Stated goal:
Pull out all lines from the listing below in which the word "Реферальные" appears.
START Available data
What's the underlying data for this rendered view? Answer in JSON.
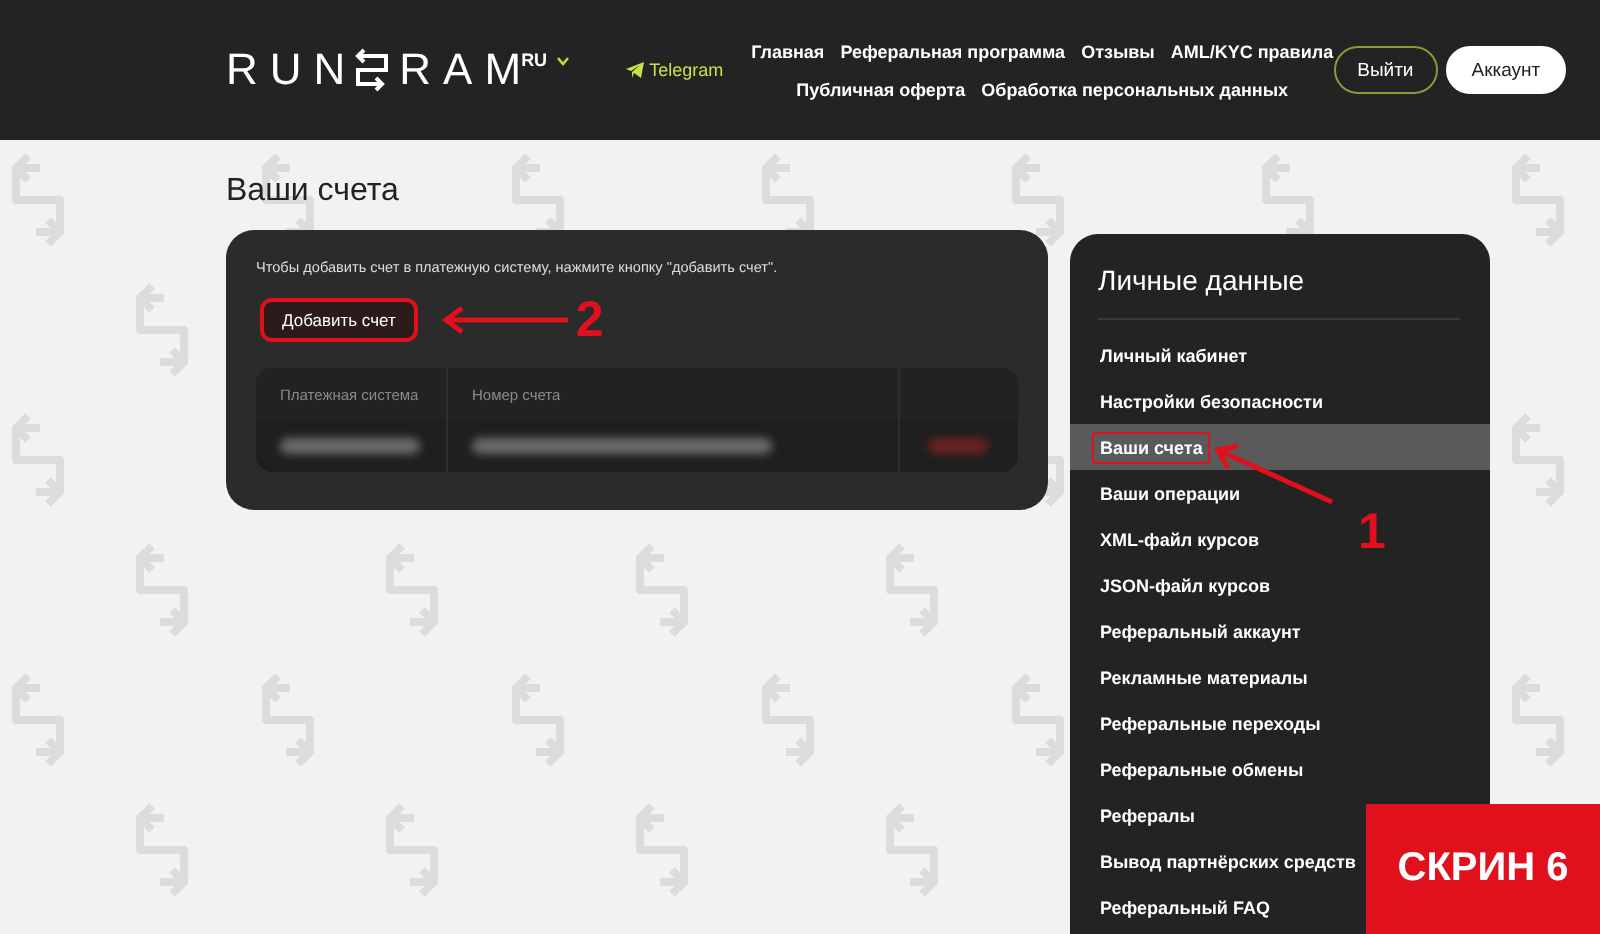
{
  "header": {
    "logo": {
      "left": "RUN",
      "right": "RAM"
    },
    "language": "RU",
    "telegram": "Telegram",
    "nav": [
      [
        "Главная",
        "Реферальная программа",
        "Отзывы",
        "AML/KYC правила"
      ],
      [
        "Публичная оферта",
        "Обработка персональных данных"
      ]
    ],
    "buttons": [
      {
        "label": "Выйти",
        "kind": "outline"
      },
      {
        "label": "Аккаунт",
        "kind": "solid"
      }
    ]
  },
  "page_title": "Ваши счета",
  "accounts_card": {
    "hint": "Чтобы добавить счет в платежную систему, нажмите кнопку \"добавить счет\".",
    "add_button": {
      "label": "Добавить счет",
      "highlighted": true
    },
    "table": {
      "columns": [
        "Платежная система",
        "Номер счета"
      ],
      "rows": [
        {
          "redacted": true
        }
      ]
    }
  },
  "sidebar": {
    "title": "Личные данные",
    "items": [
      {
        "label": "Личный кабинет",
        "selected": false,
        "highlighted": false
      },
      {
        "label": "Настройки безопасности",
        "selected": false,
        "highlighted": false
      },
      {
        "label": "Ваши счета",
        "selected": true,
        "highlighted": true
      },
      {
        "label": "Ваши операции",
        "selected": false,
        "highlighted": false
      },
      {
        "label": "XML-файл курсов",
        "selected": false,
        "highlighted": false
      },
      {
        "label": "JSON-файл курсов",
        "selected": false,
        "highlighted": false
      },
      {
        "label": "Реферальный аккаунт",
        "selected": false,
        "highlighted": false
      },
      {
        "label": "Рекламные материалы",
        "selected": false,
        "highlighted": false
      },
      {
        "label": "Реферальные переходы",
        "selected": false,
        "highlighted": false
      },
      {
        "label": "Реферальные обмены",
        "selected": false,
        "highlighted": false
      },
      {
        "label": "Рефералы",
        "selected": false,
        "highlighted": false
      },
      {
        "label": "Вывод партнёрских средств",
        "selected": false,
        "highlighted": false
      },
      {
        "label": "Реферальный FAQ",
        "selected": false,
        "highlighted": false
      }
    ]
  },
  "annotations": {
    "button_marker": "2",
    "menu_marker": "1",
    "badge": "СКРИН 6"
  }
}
END Available data
The response:
        "label": "Реферальные переходы",
        "label": "Реферальные обмены",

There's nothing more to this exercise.